• _Provided material_:

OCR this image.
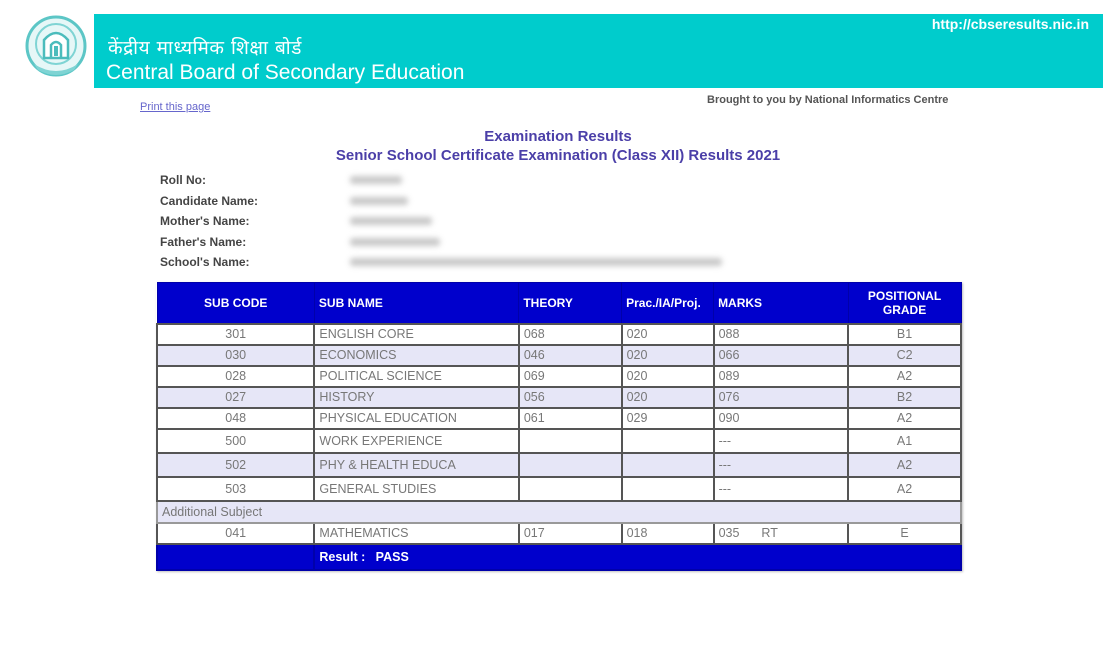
केंद्रीय माध्यमिक शिक्षा बोर्ड
Central Board of Secondary Education
http://cbseresults.nic.in
Print this page
Brought to you by National Informatics Centre
Examination Results
Senior School Certificate Examination (Class XII) Results 2021
Roll No:
Candidate Name:
Mother's Name:
Father's Name:
School's Name:
SUB CODE	SUB NAME	THEORY	Prac./IA/Proj.	MARKS	POSITIONAL GRADE
301	ENGLISH CORE	068	020	088	B1
030	ECONOMICS	046	020	066	C2
028	POLITICAL SCIENCE	069	020	089	A2
027	HISTORY	056	020	076	B2
048	PHYSICAL EDUCATION	061	029	090	A2
500	WORK EXPERIENCE			---	A1
502	PHY & HEALTH EDUCA			---	A2
503	GENERAL STUDIES			---	A2
Additional Subject					
041	MATHEMATICS	017	018	035 RT	E
	Result : PASS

• _Exercise task_:
The listing above must be printed again exactly, minus its pictures.

• _Answer to this exercise_:
OCR this image.
केंद्रीय माध्यमिक शिक्षा बोर्ड
Central Board of Secondary Education
http://cbseresults.nic.in
Print this page
Brought to you by National Informatics Centre
Examination Results
Senior School Certificate Examination (Class XII) Results 2021
Roll No:
Candidate Name:
Mother's Name:
Father's Name:
School's Name:
SUB CODE	SUB NAME	THEORY	Prac./IA/Proj.	MARKS	POSITIONAL GRADE
301	ENGLISH CORE	068	020	088	B1
030	ECONOMICS	046	020	066	C2
028	POLITICAL SCIENCE	069	020	089	A2
027	HISTORY	056	020	076	B2
048	PHYSICAL EDUCATION	061	029	090	A2
500	WORK EXPERIENCE			---	A1
502	PHY & HEALTH EDUCA			---	A2
503	GENERAL STUDIES			---	A2
Additional Subject					
041	MATHEMATICS	017	018	035 RT	E
	Result : PASS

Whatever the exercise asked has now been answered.